=== Task directions ===
Leave out the pictures and repeat everything else in the records exactly.

=== Available records ===
_ _ _ _ _ _ _

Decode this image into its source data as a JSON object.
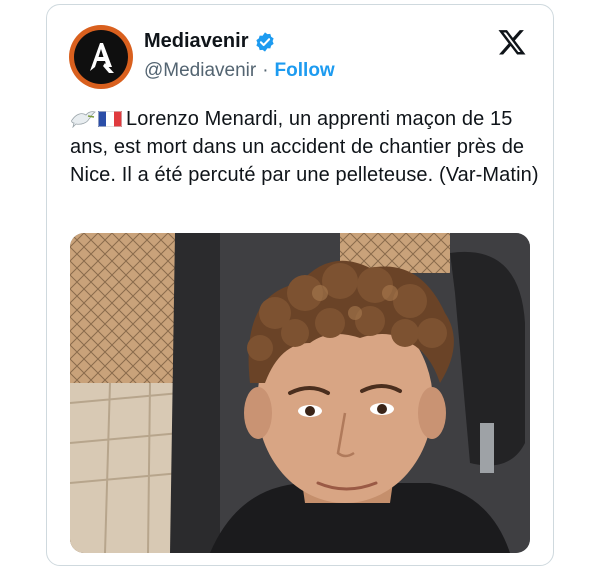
{
  "account": {
    "display_name": "Mediavenir",
    "handle": "@Mediavenir",
    "separator": "·",
    "follow_label": "Follow",
    "verified": true,
    "avatar_icon": "mediavenir-logo-icon",
    "brand_color": "#d9601e"
  },
  "platform_icon": "x-logo-icon",
  "tweet": {
    "emoji_prefix": [
      "dove-icon",
      "france-flag-icon"
    ],
    "text": "Lorenzo Menardi, un apprenti maçon de 15 ans, est mort dans un accident de chantier près de Nice. Il a été percuté par une pelleteuse. (Var-Matin)"
  },
  "media": {
    "type": "photo",
    "subject": "selfie of a young man with curly hair in a car"
  },
  "colors": {
    "text": "#0f1419",
    "secondary": "#536471",
    "accent": "#1d9bf0",
    "border": "#cfd9de"
  }
}
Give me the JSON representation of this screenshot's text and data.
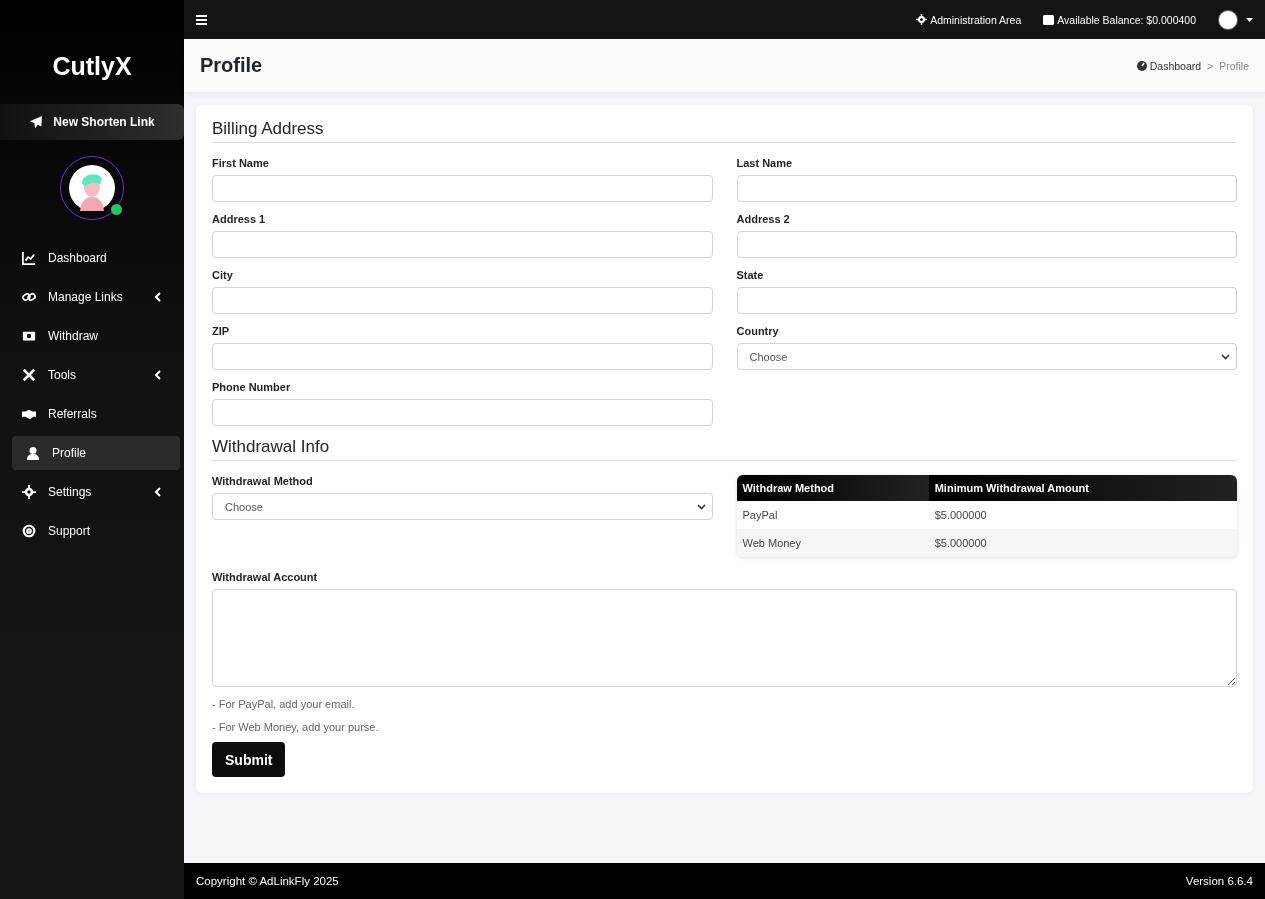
{
  "topbar": {
    "admin_link": "Administration Area",
    "balance": "Available Balance: $0.000400"
  },
  "sidebar": {
    "brand": "CutlyX",
    "new_link_button": "New Shorten Link",
    "user_online": true,
    "items": [
      {
        "label": "Dashboard",
        "expandable": false,
        "selected": false
      },
      {
        "label": "Manage Links",
        "expandable": true,
        "selected": false
      },
      {
        "label": "Withdraw",
        "expandable": false,
        "selected": false
      },
      {
        "label": "Tools",
        "expandable": true,
        "selected": false
      },
      {
        "label": "Referrals",
        "expandable": false,
        "selected": false
      },
      {
        "label": "Profile",
        "expandable": false,
        "selected": true
      },
      {
        "label": "Settings",
        "expandable": true,
        "selected": false
      },
      {
        "label": "Support",
        "expandable": false,
        "selected": false
      }
    ]
  },
  "page_header": {
    "title": "Profile",
    "breadcrumb": [
      "Dashboard",
      "Profile"
    ],
    "breadcrumb_separator": ">"
  },
  "billing": {
    "heading": "Billing Address",
    "fields": [
      {
        "label": "First Name",
        "kind": "text"
      },
      {
        "label": "Last Name",
        "kind": "text"
      },
      {
        "label": "Address 1",
        "kind": "text"
      },
      {
        "label": "Address 2",
        "kind": "text"
      },
      {
        "label": "City",
        "kind": "text"
      },
      {
        "label": "State",
        "kind": "text"
      },
      {
        "label": "ZIP",
        "kind": "text"
      },
      {
        "label": "Country",
        "kind": "select",
        "value": "Choose"
      },
      {
        "label": "Phone Number",
        "kind": "text"
      }
    ]
  },
  "withdrawal": {
    "heading": "Withdrawal Info",
    "method_label": "Withdrawal Method",
    "method_value": "Choose",
    "table": {
      "columns": [
        "Withdraw Method",
        "Minimum Withdrawal Amount"
      ],
      "rows": [
        [
          "PayPal",
          "$5.000000"
        ],
        [
          "Web Money",
          "$5.000000"
        ]
      ]
    },
    "account_label": "Withdrawal Account",
    "hints": [
      "- For PayPal, add your email.",
      "- For Web Money, add your purse."
    ],
    "submit": "Submit"
  },
  "footer": {
    "copyright": "Copyright © AdLinkFly 2025",
    "version": "Version 6.6.4"
  }
}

_ _ _ _ _ _ _

=== Solution below ===
Decode this image into its source data as a JSON object.
{
  "account": {
    "display_name": "Mediavenir",
    "handle": "@Mediavenir",
    "separator": "·",
    "follow_label": "Follow",
    "verified": true,
    "avatar_icon": "mediavenir-logo-icon",
    "brand_color": "#d9601e"
  },
  "platform_icon": "x-logo-icon",
  "tweet": {
    "emoji_prefix": [
      "dove-icon",
      "france-flag-icon"
    ],
    "text": "Lorenzo Menardi, un apprenti maçon de 15 ans, est mort dans un accident de chantier près de Nice. Il a été percuté par une pelleteuse. (Var-Matin)"
  },
  "media": {
    "type": "photo",
    "subject": "selfie of a young man with curly hair in a car"
  },
  "colors": {
    "text": "#0f1419",
    "secondary": "#536471",
    "accent": "#1d9bf0",
    "border": "#cfd9de"
  }
}
Give me the JSON representation of this screenshot's text and data.
{
  "topbar": {
    "admin_link": "Administration Area",
    "balance": "Available Balance: $0.000400"
  },
  "sidebar": {
    "brand": "CutlyX",
    "new_link_button": "New Shorten Link",
    "user_online": true,
    "items": [
      {
        "label": "Dashboard",
        "expandable": false,
        "selected": false
      },
      {
        "label": "Manage Links",
        "expandable": true,
        "selected": false
      },
      {
        "label": "Withdraw",
        "expandable": false,
        "selected": false
      },
      {
        "label": "Tools",
        "expandable": true,
        "selected": false
      },
      {
        "label": "Referrals",
        "expandable": false,
        "selected": false
      },
      {
        "label": "Profile",
        "expandable": false,
        "selected": true
      },
      {
        "label": "Settings",
        "expandable": true,
        "selected": false
      },
      {
        "label": "Support",
        "expandable": false,
        "selected": false
      }
    ]
  },
  "page_header": {
    "title": "Profile",
    "breadcrumb": [
      "Dashboard",
      "Profile"
    ],
    "breadcrumb_separator": ">"
  },
  "billing": {
    "heading": "Billing Address",
    "fields": [
      {
        "label": "First Name",
        "kind": "text"
      },
      {
        "label": "Last Name",
        "kind": "text"
      },
      {
        "label": "Address 1",
        "kind": "text"
      },
      {
        "label": "Address 2",
        "kind": "text"
      },
      {
        "label": "City",
        "kind": "text"
      },
      {
        "label": "State",
        "kind": "text"
      },
      {
        "label": "ZIP",
        "kind": "text"
      },
      {
        "label": "Country",
        "kind": "select",
        "value": "Choose"
      },
      {
        "label": "Phone Number",
        "kind": "text"
      }
    ]
  },
  "withdrawal": {
    "heading": "Withdrawal Info",
    "method_label": "Withdrawal Method",
    "method_value": "Choose",
    "table": {
      "columns": [
        "Withdraw Method",
        "Minimum Withdrawal Amount"
      ],
      "rows": [
        [
          "PayPal",
          "$5.000000"
        ],
        [
          "Web Money",
          "$5.000000"
        ]
      ]
    },
    "account_label": "Withdrawal Account",
    "hints": [
      "- For PayPal, add your email.",
      "- For Web Money, add your purse."
    ],
    "submit": "Submit"
  },
  "footer": {
    "copyright": "Copyright © AdLinkFly 2025",
    "version": "Version 6.6.4"
  }
}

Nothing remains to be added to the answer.